What is expected
The records below hold pictures; please leave those out and retype the rest exactly.

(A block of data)
****

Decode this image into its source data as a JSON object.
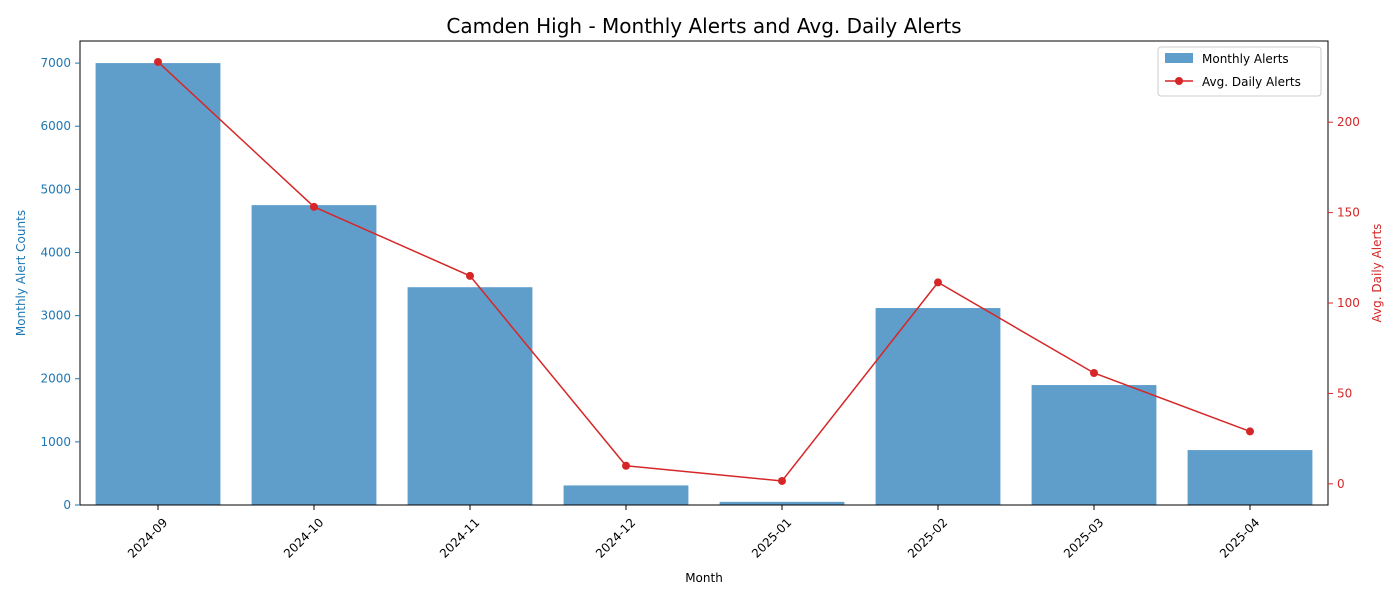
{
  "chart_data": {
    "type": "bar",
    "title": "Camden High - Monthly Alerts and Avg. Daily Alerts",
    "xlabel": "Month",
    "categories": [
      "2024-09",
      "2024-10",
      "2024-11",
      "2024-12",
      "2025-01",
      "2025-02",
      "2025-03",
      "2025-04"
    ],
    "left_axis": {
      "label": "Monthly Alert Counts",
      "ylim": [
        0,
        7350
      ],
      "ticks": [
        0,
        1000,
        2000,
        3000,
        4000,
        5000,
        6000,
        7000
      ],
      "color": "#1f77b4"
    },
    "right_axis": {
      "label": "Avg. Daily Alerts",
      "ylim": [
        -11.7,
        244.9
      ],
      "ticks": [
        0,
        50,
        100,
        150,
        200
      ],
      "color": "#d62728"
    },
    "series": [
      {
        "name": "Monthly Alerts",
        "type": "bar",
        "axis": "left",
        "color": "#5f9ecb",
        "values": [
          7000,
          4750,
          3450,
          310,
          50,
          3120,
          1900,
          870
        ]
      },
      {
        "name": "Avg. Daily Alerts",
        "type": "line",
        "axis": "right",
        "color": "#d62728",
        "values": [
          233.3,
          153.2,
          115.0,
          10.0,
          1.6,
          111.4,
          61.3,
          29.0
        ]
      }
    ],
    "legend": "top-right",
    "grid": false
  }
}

****

Solution for this exercise
Decode this image into its source data as a JSON object.
{
  "chart_data": {
    "type": "bar",
    "title": "Camden High - Monthly Alerts and Avg. Daily Alerts",
    "xlabel": "Month",
    "categories": [
      "2024-09",
      "2024-10",
      "2024-11",
      "2024-12",
      "2025-01",
      "2025-02",
      "2025-03",
      "2025-04"
    ],
    "left_axis": {
      "label": "Monthly Alert Counts",
      "ylim": [
        0,
        7350
      ],
      "ticks": [
        0,
        1000,
        2000,
        3000,
        4000,
        5000,
        6000,
        7000
      ],
      "color": "#1f77b4"
    },
    "right_axis": {
      "label": "Avg. Daily Alerts",
      "ylim": [
        -11.7,
        244.9
      ],
      "ticks": [
        0,
        50,
        100,
        150,
        200
      ],
      "color": "#d62728"
    },
    "series": [
      {
        "name": "Monthly Alerts",
        "type": "bar",
        "axis": "left",
        "color": "#5f9ecb",
        "values": [
          7000,
          4750,
          3450,
          310,
          50,
          3120,
          1900,
          870
        ]
      },
      {
        "name": "Avg. Daily Alerts",
        "type": "line",
        "axis": "right",
        "color": "#d62728",
        "values": [
          233.3,
          153.2,
          115.0,
          10.0,
          1.6,
          111.4,
          61.3,
          29.0
        ]
      }
    ],
    "legend": "top-right",
    "grid": false
  }
}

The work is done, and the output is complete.